** TASK DETAILS **
Scan the data for "name" and copy the lines it appears in.

Dataset entries:
--- Start ---
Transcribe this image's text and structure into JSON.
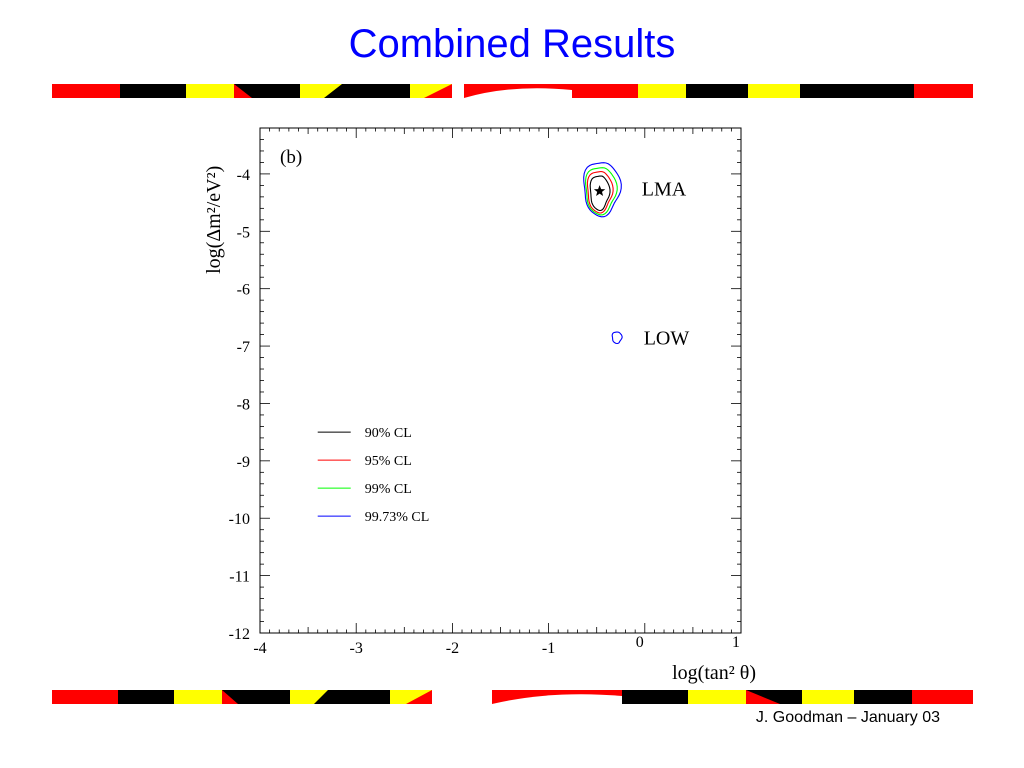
{
  "slide": {
    "title": "Combined Results",
    "footer": "J. Goodman – January 03"
  },
  "colors": {
    "title": "#0000ff",
    "stripe_red": "#ff0000",
    "stripe_black": "#000000",
    "stripe_yellow": "#ffff00"
  },
  "chart_data": {
    "type": "contour",
    "panel_label": "(b)",
    "xlabel": "log(tan² θ)",
    "ylabel": "log(Δm²/eV²)",
    "xlim": [
      -4,
      1
    ],
    "ylim": [
      -12,
      -3.2
    ],
    "x_ticks": [
      -4,
      -3,
      -2,
      -1,
      0,
      1
    ],
    "y_ticks": [
      -12,
      -11,
      -10,
      -9,
      -8,
      -7,
      -6,
      -5,
      -4
    ],
    "grid": false,
    "legend_position": "lower-left",
    "series": [
      {
        "name": "90% CL",
        "color": "#000000"
      },
      {
        "name": "95% CL",
        "color": "#ff0000"
      },
      {
        "name": "99% CL",
        "color": "#00ff00"
      },
      {
        "name": "99.73% CL",
        "color": "#0000ff"
      }
    ],
    "regions": [
      {
        "label": "LMA",
        "best_fit": {
          "x": -0.47,
          "y": -4.3
        },
        "contours": [
          {
            "level": "90% CL",
            "center": [
              -0.47,
              -4.32
            ],
            "half_width": 0.1,
            "half_height": 0.3
          },
          {
            "level": "95% CL",
            "center": [
              -0.47,
              -4.3
            ],
            "half_width": 0.13,
            "half_height": 0.36
          },
          {
            "level": "99% CL",
            "center": [
              -0.46,
              -4.28
            ],
            "half_width": 0.16,
            "half_height": 0.41
          },
          {
            "level": "99.73% CL",
            "center": [
              -0.45,
              -4.25
            ],
            "half_width": 0.19,
            "half_height": 0.47
          }
        ]
      },
      {
        "label": "LOW",
        "contours": [
          {
            "level": "99.73% CL",
            "center": [
              -0.29,
              -6.85
            ],
            "half_width": 0.05,
            "half_height": 0.1
          }
        ]
      }
    ]
  }
}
--- End ---
** FINAL ANSWER **
        "name": "90% CL",
        "name": "95% CL",
        "name": "99% CL",
        "name": "99.73% CL",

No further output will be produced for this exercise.